• INSTRUCTIONS FOR THE TASK
Show every line in the entries below where the word "that" appears.

• TASK MATERIAL
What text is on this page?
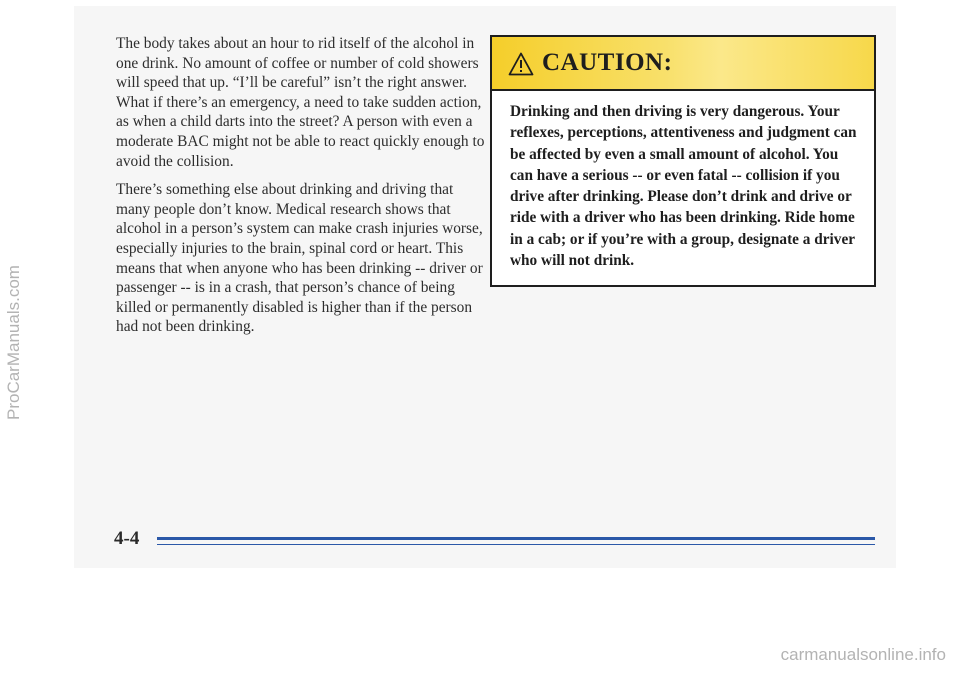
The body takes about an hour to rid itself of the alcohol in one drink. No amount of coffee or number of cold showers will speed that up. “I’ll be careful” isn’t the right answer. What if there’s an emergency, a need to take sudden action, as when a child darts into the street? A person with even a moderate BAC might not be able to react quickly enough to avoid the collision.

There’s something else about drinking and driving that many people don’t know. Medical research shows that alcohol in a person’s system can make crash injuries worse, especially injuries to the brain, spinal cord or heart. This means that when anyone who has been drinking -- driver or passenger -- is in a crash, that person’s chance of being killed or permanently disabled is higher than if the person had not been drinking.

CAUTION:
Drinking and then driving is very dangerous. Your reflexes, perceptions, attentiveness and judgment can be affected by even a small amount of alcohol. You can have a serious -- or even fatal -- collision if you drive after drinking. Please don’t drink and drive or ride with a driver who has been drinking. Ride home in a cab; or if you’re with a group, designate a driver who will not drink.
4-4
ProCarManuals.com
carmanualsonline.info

* * *

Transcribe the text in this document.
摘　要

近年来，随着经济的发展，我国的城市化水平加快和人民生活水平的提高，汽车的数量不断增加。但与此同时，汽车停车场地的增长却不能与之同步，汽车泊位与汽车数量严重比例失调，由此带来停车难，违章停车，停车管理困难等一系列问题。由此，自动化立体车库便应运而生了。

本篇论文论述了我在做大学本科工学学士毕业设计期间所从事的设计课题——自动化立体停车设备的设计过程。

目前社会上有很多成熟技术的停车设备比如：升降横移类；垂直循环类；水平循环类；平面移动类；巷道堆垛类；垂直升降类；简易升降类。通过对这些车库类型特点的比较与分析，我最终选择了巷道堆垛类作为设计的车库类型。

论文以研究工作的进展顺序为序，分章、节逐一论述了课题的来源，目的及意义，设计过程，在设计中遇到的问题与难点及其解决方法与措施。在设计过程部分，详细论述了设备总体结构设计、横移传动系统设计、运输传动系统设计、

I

• ANSWER IN FULL
The body takes about an hour to rid itself of the alcohol in one drink. No amount of coffee or number of cold showers will speed that up. “I’ll be careful” isn’t the right answer. What if there’s an emergency, a need to take sudden action, as when a child darts into the street? A person with even a moderate BAC might not be able to react quickly enough to avoid the collision.
There’s something else about drinking and driving that many people don’t know. Medical research shows that alcohol in a person’s system can make crash injuries worse, especially injuries to the brain, spinal cord or heart. This means that when anyone who has been drinking -- driver or passenger -- is in a crash, that person’s chance of being killed or permanently disabled is higher than if the person had not been drinking.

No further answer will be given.